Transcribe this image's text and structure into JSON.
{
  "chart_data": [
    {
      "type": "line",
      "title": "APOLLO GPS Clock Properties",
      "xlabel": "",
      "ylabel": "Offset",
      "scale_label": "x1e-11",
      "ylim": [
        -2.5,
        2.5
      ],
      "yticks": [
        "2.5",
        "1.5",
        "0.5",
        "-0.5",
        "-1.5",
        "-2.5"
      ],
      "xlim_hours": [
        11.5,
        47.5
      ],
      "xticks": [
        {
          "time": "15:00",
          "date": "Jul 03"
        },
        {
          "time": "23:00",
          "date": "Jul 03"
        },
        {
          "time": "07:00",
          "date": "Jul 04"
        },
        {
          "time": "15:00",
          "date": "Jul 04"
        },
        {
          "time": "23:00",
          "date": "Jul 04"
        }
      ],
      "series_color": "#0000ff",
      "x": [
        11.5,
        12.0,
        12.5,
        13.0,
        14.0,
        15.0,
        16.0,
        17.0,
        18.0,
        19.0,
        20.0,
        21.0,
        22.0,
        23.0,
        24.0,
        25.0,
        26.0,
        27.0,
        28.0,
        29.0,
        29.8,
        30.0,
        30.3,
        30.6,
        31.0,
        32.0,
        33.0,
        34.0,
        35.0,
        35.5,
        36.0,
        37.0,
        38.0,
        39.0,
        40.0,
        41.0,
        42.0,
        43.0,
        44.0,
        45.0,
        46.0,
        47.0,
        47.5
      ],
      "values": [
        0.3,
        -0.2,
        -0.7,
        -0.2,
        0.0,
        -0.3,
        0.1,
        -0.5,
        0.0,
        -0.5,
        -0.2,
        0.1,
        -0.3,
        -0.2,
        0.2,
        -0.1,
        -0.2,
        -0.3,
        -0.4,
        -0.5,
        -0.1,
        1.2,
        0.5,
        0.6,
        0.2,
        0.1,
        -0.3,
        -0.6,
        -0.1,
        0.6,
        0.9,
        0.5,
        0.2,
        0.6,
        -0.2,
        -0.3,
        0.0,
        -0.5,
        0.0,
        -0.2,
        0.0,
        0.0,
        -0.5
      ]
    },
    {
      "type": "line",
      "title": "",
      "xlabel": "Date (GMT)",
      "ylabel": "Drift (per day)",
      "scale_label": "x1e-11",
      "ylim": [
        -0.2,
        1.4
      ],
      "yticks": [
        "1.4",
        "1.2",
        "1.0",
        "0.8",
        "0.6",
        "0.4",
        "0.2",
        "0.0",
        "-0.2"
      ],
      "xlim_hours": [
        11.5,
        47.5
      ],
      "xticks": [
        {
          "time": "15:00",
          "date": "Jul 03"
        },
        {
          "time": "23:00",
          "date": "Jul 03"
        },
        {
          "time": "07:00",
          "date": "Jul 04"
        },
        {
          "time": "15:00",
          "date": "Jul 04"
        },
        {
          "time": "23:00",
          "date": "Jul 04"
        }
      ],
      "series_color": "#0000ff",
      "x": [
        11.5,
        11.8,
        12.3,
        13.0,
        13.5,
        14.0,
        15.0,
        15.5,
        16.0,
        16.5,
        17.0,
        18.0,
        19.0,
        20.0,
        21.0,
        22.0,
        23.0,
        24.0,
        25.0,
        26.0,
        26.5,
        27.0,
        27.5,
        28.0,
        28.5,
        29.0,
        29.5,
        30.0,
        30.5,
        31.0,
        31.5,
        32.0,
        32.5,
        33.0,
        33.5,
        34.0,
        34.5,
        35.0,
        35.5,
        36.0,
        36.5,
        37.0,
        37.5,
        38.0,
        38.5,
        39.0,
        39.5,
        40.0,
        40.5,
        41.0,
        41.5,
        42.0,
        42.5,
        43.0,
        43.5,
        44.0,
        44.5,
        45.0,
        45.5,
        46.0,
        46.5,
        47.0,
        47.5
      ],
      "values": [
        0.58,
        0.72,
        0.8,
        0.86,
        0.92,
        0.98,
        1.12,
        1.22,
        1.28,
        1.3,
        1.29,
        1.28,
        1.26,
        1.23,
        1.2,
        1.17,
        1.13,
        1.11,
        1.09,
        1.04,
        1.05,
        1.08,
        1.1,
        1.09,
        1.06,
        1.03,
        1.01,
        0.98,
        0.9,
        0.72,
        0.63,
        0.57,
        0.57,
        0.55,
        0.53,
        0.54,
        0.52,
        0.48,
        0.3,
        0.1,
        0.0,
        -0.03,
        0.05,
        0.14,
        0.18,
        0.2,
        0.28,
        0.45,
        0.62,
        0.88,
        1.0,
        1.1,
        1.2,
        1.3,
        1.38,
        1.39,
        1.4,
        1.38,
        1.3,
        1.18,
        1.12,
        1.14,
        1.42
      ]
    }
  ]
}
┄┄┄┄┄┄┄┄┄┄
Produce an exact copy of the whole listing.

Transcribe this image's text and structure into JSON.
{
  "chart_data": [
    {
      "type": "line",
      "title": "APOLLO GPS Clock Properties",
      "xlabel": "",
      "ylabel": "Offset",
      "scale_label": "x1e-11",
      "ylim": [
        -2.5,
        2.5
      ],
      "yticks": [
        "2.5",
        "1.5",
        "0.5",
        "-0.5",
        "-1.5",
        "-2.5"
      ],
      "xlim_hours": [
        11.5,
        47.5
      ],
      "xticks": [
        {
          "time": "15:00",
          "date": "Jul 03"
        },
        {
          "time": "23:00",
          "date": "Jul 03"
        },
        {
          "time": "07:00",
          "date": "Jul 04"
        },
        {
          "time": "15:00",
          "date": "Jul 04"
        },
        {
          "time": "23:00",
          "date": "Jul 04"
        }
      ],
      "series_color": "#0000ff",
      "x": [
        11.5,
        12.0,
        12.5,
        13.0,
        14.0,
        15.0,
        16.0,
        17.0,
        18.0,
        19.0,
        20.0,
        21.0,
        22.0,
        23.0,
        24.0,
        25.0,
        26.0,
        27.0,
        28.0,
        29.0,
        29.8,
        30.0,
        30.3,
        30.6,
        31.0,
        32.0,
        33.0,
        34.0,
        35.0,
        35.5,
        36.0,
        37.0,
        38.0,
        39.0,
        40.0,
        41.0,
        42.0,
        43.0,
        44.0,
        45.0,
        46.0,
        47.0,
        47.5
      ],
      "values": [
        0.3,
        -0.2,
        -0.7,
        -0.2,
        0.0,
        -0.3,
        0.1,
        -0.5,
        0.0,
        -0.5,
        -0.2,
        0.1,
        -0.3,
        -0.2,
        0.2,
        -0.1,
        -0.2,
        -0.3,
        -0.4,
        -0.5,
        -0.1,
        1.2,
        0.5,
        0.6,
        0.2,
        0.1,
        -0.3,
        -0.6,
        -0.1,
        0.6,
        0.9,
        0.5,
        0.2,
        0.6,
        -0.2,
        -0.3,
        0.0,
        -0.5,
        0.0,
        -0.2,
        0.0,
        0.0,
        -0.5
      ]
    },
    {
      "type": "line",
      "title": "",
      "xlabel": "Date (GMT)",
      "ylabel": "Drift (per day)",
      "scale_label": "x1e-11",
      "ylim": [
        -0.2,
        1.4
      ],
      "yticks": [
        "1.4",
        "1.2",
        "1.0",
        "0.8",
        "0.6",
        "0.4",
        "0.2",
        "0.0",
        "-0.2"
      ],
      "xlim_hours": [
        11.5,
        47.5
      ],
      "xticks": [
        {
          "time": "15:00",
          "date": "Jul 03"
        },
        {
          "time": "23:00",
          "date": "Jul 03"
        },
        {
          "time": "07:00",
          "date": "Jul 04"
        },
        {
          "time": "15:00",
          "date": "Jul 04"
        },
        {
          "time": "23:00",
          "date": "Jul 04"
        }
      ],
      "series_color": "#0000ff",
      "x": [
        11.5,
        11.8,
        12.3,
        13.0,
        13.5,
        14.0,
        15.0,
        15.5,
        16.0,
        16.5,
        17.0,
        18.0,
        19.0,
        20.0,
        21.0,
        22.0,
        23.0,
        24.0,
        25.0,
        26.0,
        26.5,
        27.0,
        27.5,
        28.0,
        28.5,
        29.0,
        29.5,
        30.0,
        30.5,
        31.0,
        31.5,
        32.0,
        32.5,
        33.0,
        33.5,
        34.0,
        34.5,
        35.0,
        35.5,
        36.0,
        36.5,
        37.0,
        37.5,
        38.0,
        38.5,
        39.0,
        39.5,
        40.0,
        40.5,
        41.0,
        41.5,
        42.0,
        42.5,
        43.0,
        43.5,
        44.0,
        44.5,
        45.0,
        45.5,
        46.0,
        46.5,
        47.0,
        47.5
      ],
      "values": [
        0.58,
        0.72,
        0.8,
        0.86,
        0.92,
        0.98,
        1.12,
        1.22,
        1.28,
        1.3,
        1.29,
        1.28,
        1.26,
        1.23,
        1.2,
        1.17,
        1.13,
        1.11,
        1.09,
        1.04,
        1.05,
        1.08,
        1.1,
        1.09,
        1.06,
        1.03,
        1.01,
        0.98,
        0.9,
        0.72,
        0.63,
        0.57,
        0.57,
        0.55,
        0.53,
        0.54,
        0.52,
        0.48,
        0.3,
        0.1,
        0.0,
        -0.03,
        0.05,
        0.14,
        0.18,
        0.2,
        0.28,
        0.45,
        0.62,
        0.88,
        1.0,
        1.1,
        1.2,
        1.3,
        1.38,
        1.39,
        1.4,
        1.38,
        1.3,
        1.18,
        1.12,
        1.14,
        1.42
      ]
    }
  ]
}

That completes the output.